GIVEN PROBLEM:
Filter the records for lines holding the string "шрифту".
──────── EXTRACTED RECORDS ────────
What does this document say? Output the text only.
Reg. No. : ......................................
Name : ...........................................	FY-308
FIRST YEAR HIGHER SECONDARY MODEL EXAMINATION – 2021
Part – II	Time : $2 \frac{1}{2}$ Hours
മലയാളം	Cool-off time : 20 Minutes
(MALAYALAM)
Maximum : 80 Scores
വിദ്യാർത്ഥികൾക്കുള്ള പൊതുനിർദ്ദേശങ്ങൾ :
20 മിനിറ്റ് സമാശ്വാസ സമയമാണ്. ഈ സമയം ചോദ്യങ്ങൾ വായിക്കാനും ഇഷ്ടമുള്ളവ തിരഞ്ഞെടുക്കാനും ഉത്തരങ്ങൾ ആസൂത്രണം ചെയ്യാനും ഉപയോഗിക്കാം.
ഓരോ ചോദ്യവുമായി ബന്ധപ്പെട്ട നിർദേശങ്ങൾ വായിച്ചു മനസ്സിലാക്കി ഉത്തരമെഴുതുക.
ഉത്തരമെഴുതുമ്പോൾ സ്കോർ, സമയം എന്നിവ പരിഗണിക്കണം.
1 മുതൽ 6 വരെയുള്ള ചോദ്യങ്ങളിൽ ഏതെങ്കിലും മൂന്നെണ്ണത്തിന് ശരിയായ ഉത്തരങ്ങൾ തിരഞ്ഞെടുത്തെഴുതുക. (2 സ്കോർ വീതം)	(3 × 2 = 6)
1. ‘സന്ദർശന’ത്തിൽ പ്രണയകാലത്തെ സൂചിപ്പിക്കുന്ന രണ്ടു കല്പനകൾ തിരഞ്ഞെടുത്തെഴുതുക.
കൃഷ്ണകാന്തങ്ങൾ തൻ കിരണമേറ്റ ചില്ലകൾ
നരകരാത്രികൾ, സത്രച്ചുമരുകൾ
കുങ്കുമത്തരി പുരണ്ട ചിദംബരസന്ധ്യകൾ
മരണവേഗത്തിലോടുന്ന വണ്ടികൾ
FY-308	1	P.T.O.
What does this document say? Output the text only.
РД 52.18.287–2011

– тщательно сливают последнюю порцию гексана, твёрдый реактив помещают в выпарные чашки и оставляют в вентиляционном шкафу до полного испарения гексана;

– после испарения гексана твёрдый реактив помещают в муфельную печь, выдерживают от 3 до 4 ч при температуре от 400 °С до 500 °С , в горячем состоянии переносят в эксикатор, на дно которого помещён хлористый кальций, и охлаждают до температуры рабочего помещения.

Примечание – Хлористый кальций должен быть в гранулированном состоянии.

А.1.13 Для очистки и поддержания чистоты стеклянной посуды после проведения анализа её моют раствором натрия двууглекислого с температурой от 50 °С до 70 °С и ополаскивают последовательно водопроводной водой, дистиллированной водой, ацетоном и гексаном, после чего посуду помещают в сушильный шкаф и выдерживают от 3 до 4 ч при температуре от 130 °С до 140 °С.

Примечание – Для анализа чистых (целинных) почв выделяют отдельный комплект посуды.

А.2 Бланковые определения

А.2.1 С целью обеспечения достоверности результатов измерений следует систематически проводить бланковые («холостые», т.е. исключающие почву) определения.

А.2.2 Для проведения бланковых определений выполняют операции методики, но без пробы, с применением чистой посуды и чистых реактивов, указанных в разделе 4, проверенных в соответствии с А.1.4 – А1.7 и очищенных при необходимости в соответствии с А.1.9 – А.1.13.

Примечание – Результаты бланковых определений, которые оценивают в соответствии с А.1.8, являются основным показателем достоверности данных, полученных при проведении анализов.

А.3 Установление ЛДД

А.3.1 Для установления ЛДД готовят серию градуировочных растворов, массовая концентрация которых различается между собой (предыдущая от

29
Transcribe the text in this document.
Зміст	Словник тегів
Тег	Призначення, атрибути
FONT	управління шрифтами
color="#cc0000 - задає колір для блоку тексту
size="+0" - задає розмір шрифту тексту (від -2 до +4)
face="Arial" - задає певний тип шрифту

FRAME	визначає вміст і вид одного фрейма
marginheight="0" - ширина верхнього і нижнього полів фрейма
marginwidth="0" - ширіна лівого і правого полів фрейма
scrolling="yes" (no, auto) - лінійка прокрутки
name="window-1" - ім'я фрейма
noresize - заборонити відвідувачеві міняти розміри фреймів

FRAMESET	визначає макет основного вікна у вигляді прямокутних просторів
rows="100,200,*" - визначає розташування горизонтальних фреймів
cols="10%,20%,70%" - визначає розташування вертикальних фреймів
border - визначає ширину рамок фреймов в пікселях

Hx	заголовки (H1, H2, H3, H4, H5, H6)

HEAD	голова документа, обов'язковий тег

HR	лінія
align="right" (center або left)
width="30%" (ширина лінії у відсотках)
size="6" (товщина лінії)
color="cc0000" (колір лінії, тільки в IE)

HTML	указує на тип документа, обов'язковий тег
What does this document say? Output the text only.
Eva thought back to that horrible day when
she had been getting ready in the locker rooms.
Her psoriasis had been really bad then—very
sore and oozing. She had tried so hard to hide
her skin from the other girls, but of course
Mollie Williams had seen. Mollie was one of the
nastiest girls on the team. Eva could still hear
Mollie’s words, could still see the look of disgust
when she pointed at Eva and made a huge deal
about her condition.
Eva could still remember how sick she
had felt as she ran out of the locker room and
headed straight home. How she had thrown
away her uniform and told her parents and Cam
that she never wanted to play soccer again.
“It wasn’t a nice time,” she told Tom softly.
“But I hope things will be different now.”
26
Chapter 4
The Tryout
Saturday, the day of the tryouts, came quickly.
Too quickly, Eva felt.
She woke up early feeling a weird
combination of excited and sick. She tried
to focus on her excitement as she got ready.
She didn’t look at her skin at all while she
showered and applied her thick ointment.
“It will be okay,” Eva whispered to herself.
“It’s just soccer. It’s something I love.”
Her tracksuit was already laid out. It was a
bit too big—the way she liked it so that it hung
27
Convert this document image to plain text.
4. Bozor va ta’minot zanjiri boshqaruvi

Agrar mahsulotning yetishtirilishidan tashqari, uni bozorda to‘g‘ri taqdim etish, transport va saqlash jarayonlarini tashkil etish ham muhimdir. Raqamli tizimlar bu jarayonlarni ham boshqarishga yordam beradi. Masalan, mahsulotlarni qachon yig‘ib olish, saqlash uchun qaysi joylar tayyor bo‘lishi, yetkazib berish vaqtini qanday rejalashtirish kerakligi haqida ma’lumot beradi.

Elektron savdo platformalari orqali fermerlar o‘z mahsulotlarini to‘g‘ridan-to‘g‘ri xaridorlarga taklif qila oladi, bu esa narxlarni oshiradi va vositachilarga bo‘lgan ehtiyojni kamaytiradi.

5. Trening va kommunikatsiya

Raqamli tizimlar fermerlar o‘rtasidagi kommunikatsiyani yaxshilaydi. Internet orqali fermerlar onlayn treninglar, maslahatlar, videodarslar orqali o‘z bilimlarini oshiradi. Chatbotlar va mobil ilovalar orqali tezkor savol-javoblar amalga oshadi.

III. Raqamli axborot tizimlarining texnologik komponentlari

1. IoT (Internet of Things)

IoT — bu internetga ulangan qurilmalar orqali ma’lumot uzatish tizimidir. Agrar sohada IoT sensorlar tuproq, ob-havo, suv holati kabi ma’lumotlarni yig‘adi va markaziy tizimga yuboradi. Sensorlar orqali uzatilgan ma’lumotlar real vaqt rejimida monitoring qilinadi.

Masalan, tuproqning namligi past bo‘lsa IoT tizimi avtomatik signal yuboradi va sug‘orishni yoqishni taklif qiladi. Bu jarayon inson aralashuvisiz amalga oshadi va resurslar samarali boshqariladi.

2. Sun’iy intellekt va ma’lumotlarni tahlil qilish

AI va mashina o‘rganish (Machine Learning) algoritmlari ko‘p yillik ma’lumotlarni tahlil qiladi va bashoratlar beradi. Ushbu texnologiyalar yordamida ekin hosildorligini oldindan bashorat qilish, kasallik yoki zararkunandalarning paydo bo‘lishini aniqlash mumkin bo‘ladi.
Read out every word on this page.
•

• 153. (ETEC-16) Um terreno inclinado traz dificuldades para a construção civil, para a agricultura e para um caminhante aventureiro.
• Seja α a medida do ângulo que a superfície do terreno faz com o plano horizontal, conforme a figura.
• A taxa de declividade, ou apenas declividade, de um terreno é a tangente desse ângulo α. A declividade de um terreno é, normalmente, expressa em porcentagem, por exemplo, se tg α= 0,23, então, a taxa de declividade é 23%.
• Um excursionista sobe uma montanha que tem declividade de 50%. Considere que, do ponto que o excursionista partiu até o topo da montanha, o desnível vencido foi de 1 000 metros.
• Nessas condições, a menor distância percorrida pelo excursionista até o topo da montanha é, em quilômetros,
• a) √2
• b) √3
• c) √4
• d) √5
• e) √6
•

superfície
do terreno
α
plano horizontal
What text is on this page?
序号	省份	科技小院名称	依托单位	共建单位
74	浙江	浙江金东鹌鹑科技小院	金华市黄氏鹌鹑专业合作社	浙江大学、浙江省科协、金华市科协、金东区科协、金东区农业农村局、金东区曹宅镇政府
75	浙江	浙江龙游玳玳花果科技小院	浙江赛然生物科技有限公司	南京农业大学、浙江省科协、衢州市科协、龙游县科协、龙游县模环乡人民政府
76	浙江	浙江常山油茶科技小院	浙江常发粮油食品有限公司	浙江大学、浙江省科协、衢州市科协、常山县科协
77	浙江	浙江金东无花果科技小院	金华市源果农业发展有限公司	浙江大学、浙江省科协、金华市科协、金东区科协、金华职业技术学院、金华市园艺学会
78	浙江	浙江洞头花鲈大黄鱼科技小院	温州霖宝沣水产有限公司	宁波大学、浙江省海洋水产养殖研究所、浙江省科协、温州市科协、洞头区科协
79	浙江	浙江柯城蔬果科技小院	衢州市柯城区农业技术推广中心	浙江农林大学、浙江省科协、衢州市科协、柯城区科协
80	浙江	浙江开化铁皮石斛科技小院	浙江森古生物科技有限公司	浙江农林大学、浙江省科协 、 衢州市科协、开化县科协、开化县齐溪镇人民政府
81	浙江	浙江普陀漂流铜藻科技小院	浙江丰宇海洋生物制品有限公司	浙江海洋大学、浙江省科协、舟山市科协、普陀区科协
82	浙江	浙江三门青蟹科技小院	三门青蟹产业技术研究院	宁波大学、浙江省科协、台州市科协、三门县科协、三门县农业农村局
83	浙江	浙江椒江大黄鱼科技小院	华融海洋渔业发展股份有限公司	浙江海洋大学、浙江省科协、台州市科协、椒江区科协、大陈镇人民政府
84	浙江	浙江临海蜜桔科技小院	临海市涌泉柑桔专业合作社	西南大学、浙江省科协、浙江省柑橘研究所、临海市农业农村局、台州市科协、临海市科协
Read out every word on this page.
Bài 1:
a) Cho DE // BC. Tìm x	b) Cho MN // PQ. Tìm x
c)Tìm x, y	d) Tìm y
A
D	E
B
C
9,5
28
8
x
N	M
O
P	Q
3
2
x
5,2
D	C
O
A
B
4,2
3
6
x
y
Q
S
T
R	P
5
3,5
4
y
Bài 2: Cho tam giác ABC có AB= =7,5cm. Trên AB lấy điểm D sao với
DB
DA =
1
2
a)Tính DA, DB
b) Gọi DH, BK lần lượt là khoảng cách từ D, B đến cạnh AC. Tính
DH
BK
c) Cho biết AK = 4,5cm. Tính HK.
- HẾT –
────────
TASK ANSWER:
size="+0" - задає розмір шрифту тексту (від -2 до +4)
face="Arial" - задає певний тип шрифту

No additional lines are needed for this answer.